> [Information provided]:
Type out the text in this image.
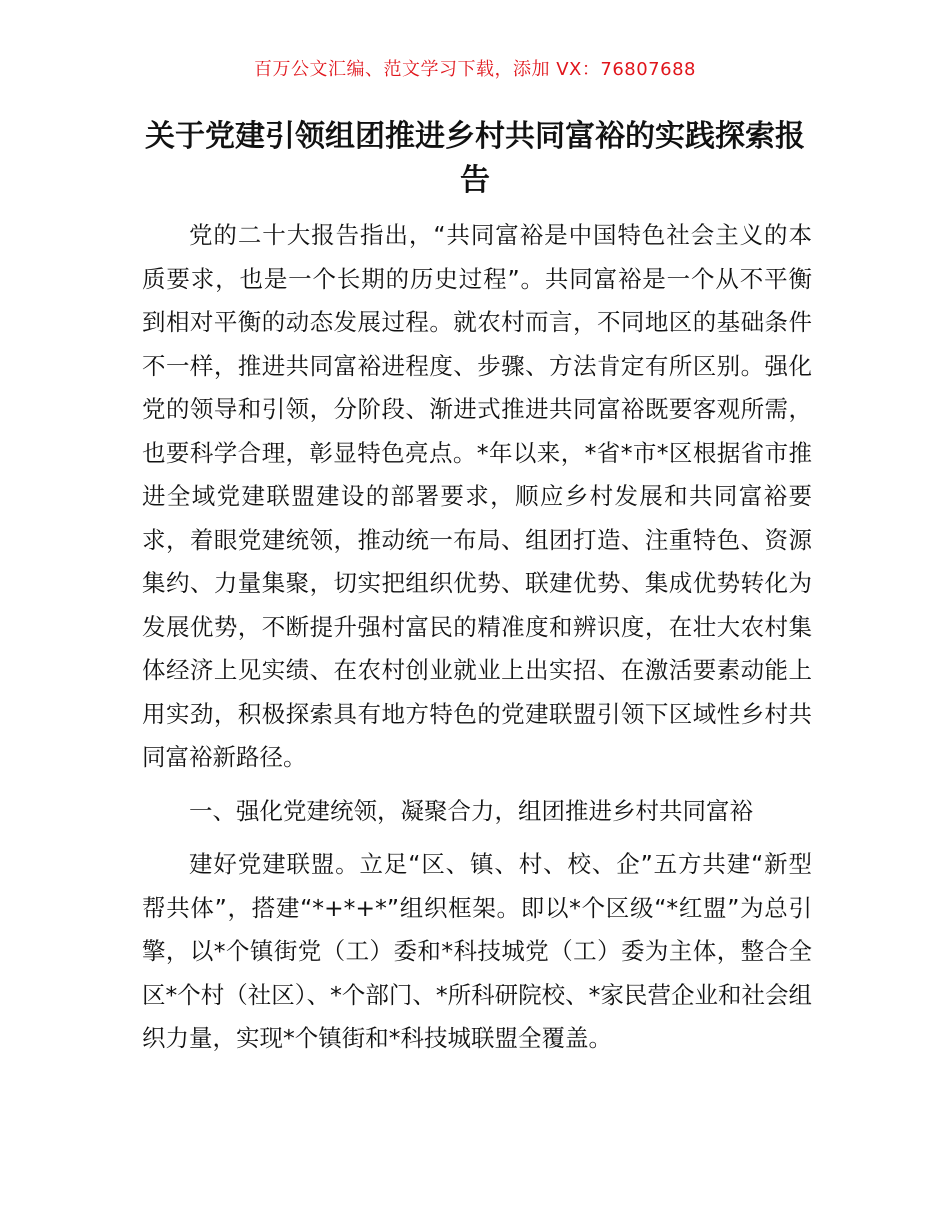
百万公文汇编、范文学习下载，添加 VX：76807688
关于党建引领组团推进乡村共同富裕的实践探索报告

党的二十大报告指出，“共同富裕是中国特色社会主义的本质要求，也是一个长期的历史过程”。共同富裕是一个从不平衡到相对平衡的动态发展过程。就农村而言，不同地区的基础条件不一样，推进共同富裕进程度、步骤、方法肯定有所区别。强化党的领导和引领，分阶段、渐进式推进共同富裕既要客观所需，也要科学合理，彰显特色亮点。*年以来，*省*市*区根据省市推进全域党建联盟建设的部署要求，顺应乡村发展和共同富裕要求，着眼党建统领，推动统一布局、组团打造、注重特色、资源集约、力量集聚，切实把组织优势、联建优势、集成优势转化为发展优势，不断提升强村富民的精准度和辨识度，在壮大农村集体经济上见实绩、在农村创业就业上出实招、在激活要素动能上用实劲，积极探索具有地方特色的党建联盟引领下区域性乡村共同富裕新路径。

一、强化党建统领，凝聚合力，组团推进乡村共同富裕

建好党建联盟。立足“区、镇、村、校、企”五方共建“新型帮共体”，搭建“*+*+*”组织框架。即以*个区级“*红盟”为总引擎，以*个镇街党（工）委和*科技城党（工）委为主体，整合全区*个村（社区）、*个部门、*所科研院校、*家民营企业和社会组织力量，实现*个镇街和*科技城联盟全覆盖。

> [Brief]: Reproduce the whole listing exactly, but not the images in it.

> [Output for this task]:
Type out the text in this image.
百万公文汇编、范文学习下载，添加 VX：76807688
关于党建引领组团推进乡村共同富裕的实践探索报告

党的二十大报告指出，“共同富裕是中国特色社会主义的本质要求，也是一个长期的历史过程”。共同富裕是一个从不平衡到相对平衡的动态发展过程。就农村而言，不同地区的基础条件不一样，推进共同富裕进程度、步骤、方法肯定有所区别。强化党的领导和引领，分阶段、渐进式推进共同富裕既要客观所需，也要科学合理，彰显特色亮点。*年以来，*省*市*区根据省市推进全域党建联盟建设的部署要求，顺应乡村发展和共同富裕要求，着眼党建统领，推动统一布局、组团打造、注重特色、资源集约、力量集聚，切实把组织优势、联建优势、集成优势转化为发展优势，不断提升强村富民的精准度和辨识度，在壮大农村集体经济上见实绩、在农村创业就业上出实招、在激活要素动能上用实劲，积极探索具有地方特色的党建联盟引领下区域性乡村共同富裕新路径。

一、强化党建统领，凝聚合力，组团推进乡村共同富裕

建好党建联盟。立足“区、镇、村、校、企”五方共建“新型帮共体”，搭建“*+*+*”组织框架。即以*个区级“*红盟”为总引擎，以*个镇街党（工）委和*科技城党（工）委为主体，整合全区*个村（社区）、*个部门、*所科研院校、*家民营企业和社会组织力量，实现*个镇街和*科技城联盟全覆盖。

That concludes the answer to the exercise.